**What to do**
The response must contain every record, repeated exactly.

**Input data**
>>>

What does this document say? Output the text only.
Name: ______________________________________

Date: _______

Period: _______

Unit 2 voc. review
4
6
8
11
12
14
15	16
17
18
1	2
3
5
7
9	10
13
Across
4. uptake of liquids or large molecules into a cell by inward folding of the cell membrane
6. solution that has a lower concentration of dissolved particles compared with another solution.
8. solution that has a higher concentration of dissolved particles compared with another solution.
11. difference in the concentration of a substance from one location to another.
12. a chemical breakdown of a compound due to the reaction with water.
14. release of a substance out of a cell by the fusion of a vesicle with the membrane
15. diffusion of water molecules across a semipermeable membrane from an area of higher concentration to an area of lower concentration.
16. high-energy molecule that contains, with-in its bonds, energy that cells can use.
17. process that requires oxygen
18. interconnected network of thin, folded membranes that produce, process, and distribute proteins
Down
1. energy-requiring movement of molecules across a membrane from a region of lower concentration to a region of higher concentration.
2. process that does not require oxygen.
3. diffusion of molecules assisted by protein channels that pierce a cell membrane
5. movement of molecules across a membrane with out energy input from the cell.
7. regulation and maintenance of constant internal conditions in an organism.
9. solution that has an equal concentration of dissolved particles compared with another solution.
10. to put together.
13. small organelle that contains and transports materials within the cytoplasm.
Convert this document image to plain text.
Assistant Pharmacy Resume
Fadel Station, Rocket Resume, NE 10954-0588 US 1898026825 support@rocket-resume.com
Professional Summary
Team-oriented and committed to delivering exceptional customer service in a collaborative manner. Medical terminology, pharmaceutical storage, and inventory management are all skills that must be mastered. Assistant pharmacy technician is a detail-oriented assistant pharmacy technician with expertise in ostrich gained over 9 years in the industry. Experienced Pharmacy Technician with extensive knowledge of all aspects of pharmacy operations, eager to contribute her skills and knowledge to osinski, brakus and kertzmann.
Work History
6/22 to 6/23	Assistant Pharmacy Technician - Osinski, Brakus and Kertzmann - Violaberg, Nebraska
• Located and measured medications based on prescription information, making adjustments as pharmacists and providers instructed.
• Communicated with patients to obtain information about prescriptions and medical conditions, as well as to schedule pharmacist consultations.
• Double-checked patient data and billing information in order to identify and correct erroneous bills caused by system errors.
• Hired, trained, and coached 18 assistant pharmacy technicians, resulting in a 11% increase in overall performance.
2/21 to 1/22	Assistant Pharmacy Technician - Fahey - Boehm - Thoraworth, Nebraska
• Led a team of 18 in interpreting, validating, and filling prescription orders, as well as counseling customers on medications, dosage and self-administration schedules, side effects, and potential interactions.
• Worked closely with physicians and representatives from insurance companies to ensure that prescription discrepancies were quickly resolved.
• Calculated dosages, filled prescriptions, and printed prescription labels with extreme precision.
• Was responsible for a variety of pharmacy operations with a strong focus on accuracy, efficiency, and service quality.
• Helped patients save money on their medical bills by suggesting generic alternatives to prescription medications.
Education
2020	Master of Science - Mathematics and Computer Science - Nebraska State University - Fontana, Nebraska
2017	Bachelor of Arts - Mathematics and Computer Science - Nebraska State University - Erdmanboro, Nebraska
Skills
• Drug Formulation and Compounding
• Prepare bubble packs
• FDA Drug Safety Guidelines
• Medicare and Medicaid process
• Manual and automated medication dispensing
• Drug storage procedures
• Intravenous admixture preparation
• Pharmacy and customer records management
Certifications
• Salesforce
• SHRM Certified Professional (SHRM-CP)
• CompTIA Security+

<<<

**Exercise answer**
What does this document say? Output the text only.
Name: ______________________________________

Date: _______

Period: _______

Unit 2 voc. review
4
6
8
11
12
14
15	16
17
18
1	2
3
5
7
9	10
13
Across
4. uptake of liquids or large molecules into a cell by inward folding of the cell membrane
6. solution that has a lower concentration of dissolved particles compared with another solution.
8. solution that has a higher concentration of dissolved particles compared with another solution.
11. difference in the concentration of a substance from one location to another.
12. a chemical breakdown of a compound due to the reaction with water.
14. release of a substance out of a cell by the fusion of a vesicle with the membrane
15. diffusion of water molecules across a semipermeable membrane from an area of higher concentration to an area of lower concentration.
16. high-energy molecule that contains, with-in its bonds, energy that cells can use.
17. process that requires oxygen
18. interconnected network of thin, folded membranes that produce, process, and distribute proteins
Down
1. energy-requiring movement of molecules across a membrane from a region of lower concentration to a region of higher concentration.
2. process that does not require oxygen.
3. diffusion of molecules assisted by protein channels that pierce a cell membrane
5. movement of molecules across a membrane with out energy input from the cell.
7. regulation and maintenance of constant internal conditions in an organism.
9. solution that has an equal concentration of dissolved particles compared with another solution.
10. to put together.
13. small organelle that contains and transports materials within the cytoplasm.
Convert this document image to plain text.
Assistant Pharmacy Resume
Fadel Station, Rocket Resume, NE 10954-0588 US 1898026825 support@rocket-resume.com
Professional Summary
Team-oriented and committed to delivering exceptional customer service in a collaborative manner. Medical terminology, pharmaceutical storage, and inventory management are all skills that must be mastered. Assistant pharmacy technician is a detail-oriented assistant pharmacy technician with expertise in ostrich gained over 9 years in the industry. Experienced Pharmacy Technician with extensive knowledge of all aspects of pharmacy operations, eager to contribute her skills and knowledge to osinski, brakus and kertzmann.
Work History
6/22 to 6/23	Assistant Pharmacy Technician - Osinski, Brakus and Kertzmann - Violaberg, Nebraska
• Located and measured medications based on prescription information, making adjustments as pharmacists and providers instructed.
• Communicated with patients to obtain information about prescriptions and medical conditions, as well as to schedule pharmacist consultations.
• Double-checked patient data and billing information in order to identify and correct erroneous bills caused by system errors.
• Hired, trained, and coached 18 assistant pharmacy technicians, resulting in a 11% increase in overall performance.
2/21 to 1/22	Assistant Pharmacy Technician - Fahey - Boehm - Thoraworth, Nebraska
• Led a team of 18 in interpreting, validating, and filling prescription orders, as well as counseling customers on medications, dosage and self-administration schedules, side effects, and potential interactions.
• Worked closely with physicians and representatives from insurance companies to ensure that prescription discrepancies were quickly resolved.
• Calculated dosages, filled prescriptions, and printed prescription labels with extreme precision.
• Was responsible for a variety of pharmacy operations with a strong focus on accuracy, efficiency, and service quality.
• Helped patients save money on their medical bills by suggesting generic alternatives to prescription medications.
Education
2020	Master of Science - Mathematics and Computer Science - Nebraska State University - Fontana, Nebraska
2017	Bachelor of Arts - Mathematics and Computer Science - Nebraska State University - Erdmanboro, Nebraska
Skills
• Drug Formulation and Compounding
• Prepare bubble packs
• FDA Drug Safety Guidelines
• Medicare and Medicaid process
• Manual and automated medication dispensing
• Drug storage procedures
• Intravenous admixture preparation
• Pharmacy and customer records management
Certifications
• Salesforce
• SHRM Certified Professional (SHRM-CP)
• CompTIA Security+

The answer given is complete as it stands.